[PROVIDED DATA start]

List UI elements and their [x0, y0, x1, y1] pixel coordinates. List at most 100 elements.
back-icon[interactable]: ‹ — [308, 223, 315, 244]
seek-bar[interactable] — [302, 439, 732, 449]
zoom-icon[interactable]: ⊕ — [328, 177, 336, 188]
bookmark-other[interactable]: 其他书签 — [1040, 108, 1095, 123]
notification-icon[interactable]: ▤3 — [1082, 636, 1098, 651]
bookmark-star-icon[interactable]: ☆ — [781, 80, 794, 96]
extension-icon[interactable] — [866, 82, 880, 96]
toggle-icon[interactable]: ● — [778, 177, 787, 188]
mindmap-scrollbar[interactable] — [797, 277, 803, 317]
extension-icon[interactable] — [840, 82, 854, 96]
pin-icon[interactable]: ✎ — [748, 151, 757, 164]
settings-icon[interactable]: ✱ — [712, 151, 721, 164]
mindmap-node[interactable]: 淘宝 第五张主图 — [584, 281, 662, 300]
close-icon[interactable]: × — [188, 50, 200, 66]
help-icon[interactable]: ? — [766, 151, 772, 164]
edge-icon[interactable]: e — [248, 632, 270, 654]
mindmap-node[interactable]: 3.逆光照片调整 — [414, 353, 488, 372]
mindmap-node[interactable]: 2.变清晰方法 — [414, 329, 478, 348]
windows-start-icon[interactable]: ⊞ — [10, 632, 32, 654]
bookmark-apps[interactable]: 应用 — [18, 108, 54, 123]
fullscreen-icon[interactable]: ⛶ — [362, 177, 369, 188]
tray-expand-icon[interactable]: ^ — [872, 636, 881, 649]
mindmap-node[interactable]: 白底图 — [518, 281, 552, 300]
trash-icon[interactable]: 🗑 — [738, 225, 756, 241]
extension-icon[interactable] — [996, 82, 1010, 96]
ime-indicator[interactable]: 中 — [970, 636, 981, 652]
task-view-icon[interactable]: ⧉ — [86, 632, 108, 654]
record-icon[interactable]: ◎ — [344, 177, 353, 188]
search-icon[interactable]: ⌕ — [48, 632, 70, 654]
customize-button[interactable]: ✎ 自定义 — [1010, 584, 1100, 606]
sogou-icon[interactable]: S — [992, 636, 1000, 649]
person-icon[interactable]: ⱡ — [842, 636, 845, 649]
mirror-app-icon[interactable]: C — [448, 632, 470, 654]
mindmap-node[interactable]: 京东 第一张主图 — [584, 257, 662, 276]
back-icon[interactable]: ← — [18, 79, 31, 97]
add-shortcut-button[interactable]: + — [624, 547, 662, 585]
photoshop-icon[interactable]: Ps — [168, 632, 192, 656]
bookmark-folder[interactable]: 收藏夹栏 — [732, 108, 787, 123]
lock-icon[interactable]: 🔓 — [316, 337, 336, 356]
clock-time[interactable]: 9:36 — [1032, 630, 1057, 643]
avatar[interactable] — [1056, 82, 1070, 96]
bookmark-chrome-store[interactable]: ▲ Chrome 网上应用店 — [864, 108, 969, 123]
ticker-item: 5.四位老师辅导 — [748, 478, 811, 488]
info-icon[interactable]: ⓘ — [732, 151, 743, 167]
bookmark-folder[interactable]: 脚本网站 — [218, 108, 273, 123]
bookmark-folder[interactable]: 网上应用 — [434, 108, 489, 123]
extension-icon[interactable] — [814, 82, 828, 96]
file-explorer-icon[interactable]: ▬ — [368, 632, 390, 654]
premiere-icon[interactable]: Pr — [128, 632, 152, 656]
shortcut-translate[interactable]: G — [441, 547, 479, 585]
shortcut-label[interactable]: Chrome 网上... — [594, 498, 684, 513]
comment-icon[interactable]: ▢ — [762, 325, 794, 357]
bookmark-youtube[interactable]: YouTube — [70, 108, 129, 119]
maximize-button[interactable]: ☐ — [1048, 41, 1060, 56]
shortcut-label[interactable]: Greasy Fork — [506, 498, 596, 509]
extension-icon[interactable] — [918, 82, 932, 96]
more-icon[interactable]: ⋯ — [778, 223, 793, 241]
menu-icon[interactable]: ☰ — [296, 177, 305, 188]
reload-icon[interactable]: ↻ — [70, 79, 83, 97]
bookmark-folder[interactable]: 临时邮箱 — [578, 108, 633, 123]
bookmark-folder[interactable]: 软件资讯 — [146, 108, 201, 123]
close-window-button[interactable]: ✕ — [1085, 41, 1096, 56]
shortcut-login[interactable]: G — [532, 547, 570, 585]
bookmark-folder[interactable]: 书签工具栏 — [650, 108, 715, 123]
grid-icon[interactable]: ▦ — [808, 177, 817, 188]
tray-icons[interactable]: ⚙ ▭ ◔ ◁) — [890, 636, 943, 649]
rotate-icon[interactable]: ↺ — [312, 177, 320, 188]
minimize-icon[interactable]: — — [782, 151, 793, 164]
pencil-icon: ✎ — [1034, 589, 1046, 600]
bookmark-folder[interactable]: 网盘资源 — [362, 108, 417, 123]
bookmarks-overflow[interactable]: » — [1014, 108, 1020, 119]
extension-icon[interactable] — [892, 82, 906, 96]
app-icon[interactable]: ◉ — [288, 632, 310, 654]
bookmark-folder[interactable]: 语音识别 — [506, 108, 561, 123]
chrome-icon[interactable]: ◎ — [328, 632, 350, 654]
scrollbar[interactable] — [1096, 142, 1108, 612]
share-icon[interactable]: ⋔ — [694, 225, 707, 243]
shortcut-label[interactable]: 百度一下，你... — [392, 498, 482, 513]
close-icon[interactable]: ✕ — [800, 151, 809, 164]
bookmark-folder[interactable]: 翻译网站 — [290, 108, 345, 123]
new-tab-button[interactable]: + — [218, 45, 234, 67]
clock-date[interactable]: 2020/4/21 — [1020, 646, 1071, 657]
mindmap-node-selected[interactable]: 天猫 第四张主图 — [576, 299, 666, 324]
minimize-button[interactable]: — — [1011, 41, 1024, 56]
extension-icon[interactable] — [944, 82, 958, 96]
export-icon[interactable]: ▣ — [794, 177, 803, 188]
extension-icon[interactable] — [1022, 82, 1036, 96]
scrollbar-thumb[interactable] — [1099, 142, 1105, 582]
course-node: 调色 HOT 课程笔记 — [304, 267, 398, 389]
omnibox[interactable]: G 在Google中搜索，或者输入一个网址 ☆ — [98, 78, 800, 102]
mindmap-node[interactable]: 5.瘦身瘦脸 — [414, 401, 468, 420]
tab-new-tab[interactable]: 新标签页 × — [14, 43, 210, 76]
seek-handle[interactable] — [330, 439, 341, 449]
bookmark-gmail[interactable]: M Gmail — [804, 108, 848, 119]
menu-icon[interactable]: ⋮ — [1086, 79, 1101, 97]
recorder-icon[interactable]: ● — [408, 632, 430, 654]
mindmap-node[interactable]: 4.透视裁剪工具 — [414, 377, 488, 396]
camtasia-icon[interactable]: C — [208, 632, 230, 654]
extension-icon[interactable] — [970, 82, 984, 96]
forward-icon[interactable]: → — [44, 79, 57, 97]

[PROVIDED DATA end]

WHAT TO WORK ON -
Reproduce all of the records above verbatim, keeping each on its own line.

THE RESPONSE -
List UI elements and their [x0, y0, x1, y1] pixel coordinates. List at most 100 elements.
back-icon[interactable]: ‹ — [308, 223, 315, 244]
seek-bar[interactable] — [302, 439, 732, 449]
zoom-icon[interactable]: ⊕ — [328, 177, 336, 188]
bookmark-other[interactable]: 其他书签 — [1040, 108, 1095, 123]
notification-icon[interactable]: ▤3 — [1082, 636, 1098, 651]
bookmark-star-icon[interactable]: ☆ — [781, 80, 794, 96]
extension-icon[interactable] — [866, 82, 880, 96]
toggle-icon[interactable]: ● — [778, 177, 787, 188]
mindmap-scrollbar[interactable] — [797, 277, 803, 317]
extension-icon[interactable] — [840, 82, 854, 96]
pin-icon[interactable]: ✎ — [748, 151, 757, 164]
settings-icon[interactable]: ✱ — [712, 151, 721, 164]
mindmap-node[interactable]: 淘宝 第五张主图 — [584, 281, 662, 300]
close-icon[interactable]: × — [188, 50, 200, 66]
help-icon[interactable]: ? — [766, 151, 772, 164]
edge-icon[interactable]: e — [248, 632, 270, 654]
mindmap-node[interactable]: 3.逆光照片调整 — [414, 353, 488, 372]
mindmap-node[interactable]: 2.变清晰方法 — [414, 329, 478, 348]
windows-start-icon[interactable]: ⊞ — [10, 632, 32, 654]
bookmark-apps[interactable]: 应用 — [18, 108, 54, 123]
fullscreen-icon[interactable]: ⛶ — [362, 177, 369, 188]
tray-expand-icon[interactable]: ^ — [872, 636, 881, 649]
mindmap-node[interactable]: 白底图 — [518, 281, 552, 300]
trash-icon[interactable]: 🗑 — [738, 225, 756, 241]
extension-icon[interactable] — [996, 82, 1010, 96]
ime-indicator[interactable]: 中 — [970, 636, 981, 652]
task-view-icon[interactable]: ⧉ — [86, 632, 108, 654]
record-icon[interactable]: ◎ — [344, 177, 353, 188]
search-icon[interactable]: ⌕ — [48, 632, 70, 654]
customize-button[interactable]: ✎ 自定义 — [1010, 584, 1100, 606]
sogou-icon[interactable]: S — [992, 636, 1000, 649]
person-icon[interactable]: ⱡ — [842, 636, 845, 649]
mirror-app-icon[interactable]: C — [448, 632, 470, 654]
mindmap-node[interactable]: 京东 第一张主图 — [584, 257, 662, 276]
back-icon[interactable]: ← — [18, 79, 31, 97]
add-shortcut-button[interactable]: + — [624, 547, 662, 585]
photoshop-icon[interactable]: Ps — [168, 632, 192, 656]
bookmark-folder[interactable]: 收藏夹栏 — [732, 108, 787, 123]
lock-icon[interactable]: 🔓 — [316, 337, 336, 356]
clock-time[interactable]: 9:36 — [1032, 630, 1057, 643]
avatar[interactable] — [1056, 82, 1070, 96]
bookmark-chrome-store[interactable]: ▲ Chrome 网上应用店 — [864, 108, 969, 123]
ticker-item: 5.四位老师辅导 — [748, 478, 811, 488]
info-icon[interactable]: ⓘ — [732, 151, 743, 167]
bookmark-folder[interactable]: 脚本网站 — [218, 108, 273, 123]
bookmark-folder[interactable]: 网上应用 — [434, 108, 489, 123]
extension-icon[interactable] — [814, 82, 828, 96]
file-explorer-icon[interactable]: ▬ — [368, 632, 390, 654]
premiere-icon[interactable]: Pr — [128, 632, 152, 656]
shortcut-translate[interactable]: G — [441, 547, 479, 585]
shortcut-label[interactable]: Chrome 网上... — [594, 498, 684, 513]
comment-icon[interactable]: ▢ — [762, 325, 794, 357]
bookmark-youtube[interactable]: YouTube — [70, 108, 129, 119]
maximize-button[interactable]: ☐ — [1048, 41, 1060, 56]
shortcut-label[interactable]: Greasy Fork — [506, 498, 596, 509]
extension-icon[interactable] — [918, 82, 932, 96]
more-icon[interactable]: ⋯ — [778, 223, 793, 241]
menu-icon[interactable]: ☰ — [296, 177, 305, 188]
reload-icon[interactable]: ↻ — [70, 79, 83, 97]
bookmark-folder[interactable]: 临时邮箱 — [578, 108, 633, 123]
bookmark-folder[interactable]: 软件资讯 — [146, 108, 201, 123]
close-window-button[interactable]: ✕ — [1085, 41, 1096, 56]
shortcut-login[interactable]: G — [532, 547, 570, 585]
bookmark-folder[interactable]: 书签工具栏 — [650, 108, 715, 123]
grid-icon[interactable]: ▦ — [808, 177, 817, 188]
tray-icons[interactable]: ⚙ ▭ ◔ ◁) — [890, 636, 943, 649]
rotate-icon[interactable]: ↺ — [312, 177, 320, 188]
minimize-icon[interactable]: — — [782, 151, 793, 164]
pencil-icon: ✎ — [1034, 589, 1046, 600]
bookmark-folder[interactable]: 网盘资源 — [362, 108, 417, 123]
bookmarks-overflow[interactable]: » — [1014, 108, 1020, 119]
extension-icon[interactable] — [892, 82, 906, 96]
app-icon[interactable]: ◉ — [288, 632, 310, 654]
bookmark-folder[interactable]: 语音识别 — [506, 108, 561, 123]
chrome-icon[interactable]: ◎ — [328, 632, 350, 654]
scrollbar[interactable] — [1096, 142, 1108, 612]
share-icon[interactable]: ⋔ — [694, 225, 707, 243]
shortcut-label[interactable]: 百度一下，你... — [392, 498, 482, 513]
close-icon[interactable]: ✕ — [800, 151, 809, 164]
bookmark-folder[interactable]: 翻译网站 — [290, 108, 345, 123]
new-tab-button[interactable]: + — [218, 45, 234, 67]
clock-date[interactable]: 2020/4/21 — [1020, 646, 1071, 657]
mindmap-node-selected[interactable]: 天猫 第四张主图 — [576, 299, 666, 324]
minimize-button[interactable]: — — [1011, 41, 1024, 56]
extension-icon[interactable] — [944, 82, 958, 96]
export-icon[interactable]: ▣ — [794, 177, 803, 188]
extension-icon[interactable] — [1022, 82, 1036, 96]
scrollbar-thumb[interactable] — [1099, 142, 1105, 582]
course-node: 调色 HOT 课程笔记 — [304, 267, 398, 389]
omnibox[interactable]: G 在Google中搜索，或者输入一个网址 ☆ — [98, 78, 800, 102]
mindmap-node[interactable]: 5.瘦身瘦脸 — [414, 401, 468, 420]
tab-new-tab[interactable]: 新标签页 × — [14, 43, 210, 76]
seek-handle[interactable] — [330, 439, 341, 449]
bookmark-gmail[interactable]: M Gmail — [804, 108, 848, 119]
menu-icon[interactable]: ⋮ — [1086, 79, 1101, 97]
recorder-icon[interactable]: ● — [408, 632, 430, 654]
mindmap-node[interactable]: 4.透视裁剪工具 — [414, 377, 488, 396]
camtasia-icon[interactable]: C — [208, 632, 230, 654]
extension-icon[interactable] — [970, 82, 984, 96]
forward-icon[interactable]: → — [44, 79, 57, 97]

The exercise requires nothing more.